**Stored records:**
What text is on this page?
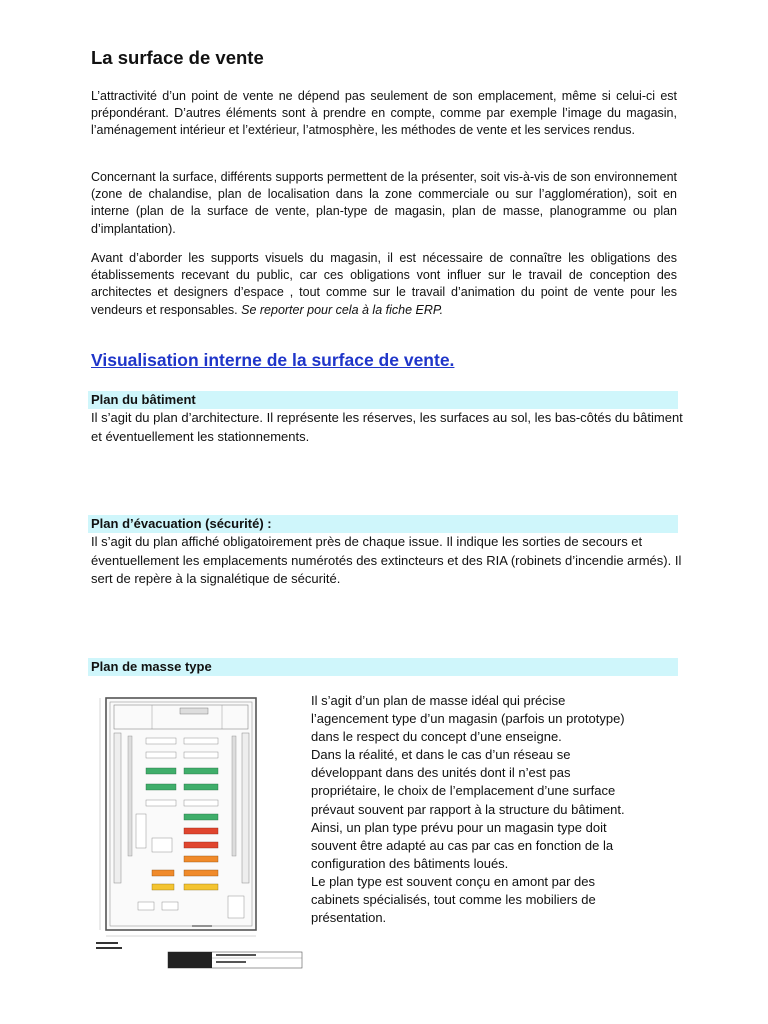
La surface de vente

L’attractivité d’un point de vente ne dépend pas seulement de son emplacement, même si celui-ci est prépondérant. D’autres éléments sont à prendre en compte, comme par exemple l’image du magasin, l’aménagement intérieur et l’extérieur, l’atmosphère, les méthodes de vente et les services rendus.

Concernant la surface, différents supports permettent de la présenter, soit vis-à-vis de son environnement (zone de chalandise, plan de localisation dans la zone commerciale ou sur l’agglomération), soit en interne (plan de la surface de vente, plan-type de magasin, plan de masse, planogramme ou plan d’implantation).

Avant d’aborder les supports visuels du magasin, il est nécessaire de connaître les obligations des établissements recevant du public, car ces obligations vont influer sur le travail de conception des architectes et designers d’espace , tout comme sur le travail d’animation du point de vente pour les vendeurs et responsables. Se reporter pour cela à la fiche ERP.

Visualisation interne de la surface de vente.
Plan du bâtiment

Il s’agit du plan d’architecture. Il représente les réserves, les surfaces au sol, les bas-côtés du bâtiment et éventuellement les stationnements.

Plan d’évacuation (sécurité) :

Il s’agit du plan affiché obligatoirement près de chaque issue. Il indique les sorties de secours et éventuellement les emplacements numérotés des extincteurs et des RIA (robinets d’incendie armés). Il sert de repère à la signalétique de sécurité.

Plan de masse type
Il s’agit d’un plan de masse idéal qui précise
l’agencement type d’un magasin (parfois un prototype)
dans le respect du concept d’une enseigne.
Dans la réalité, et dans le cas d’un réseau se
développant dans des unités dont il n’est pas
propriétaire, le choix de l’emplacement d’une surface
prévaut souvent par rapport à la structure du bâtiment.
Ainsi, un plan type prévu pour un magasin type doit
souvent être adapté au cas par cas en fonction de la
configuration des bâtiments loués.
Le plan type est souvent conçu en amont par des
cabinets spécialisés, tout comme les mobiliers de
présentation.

**The task:** Every line in the data above that contains "dans" needs to be copied.

**Problem solution:**
Concernant la surface, différents supports permettent de la présenter, soit vis-à-vis de son environnement (zone de chalandise, plan de localisation dans la zone commerciale ou sur l’agglomération), soit en interne (plan de la surface de vente, plan-type de magasin, plan de masse, planogramme ou plan d’implantation).
dans le respect du concept d’une enseigne.
Dans la réalité, et dans le cas d’un réseau se
développant dans des unités dont il n’est pas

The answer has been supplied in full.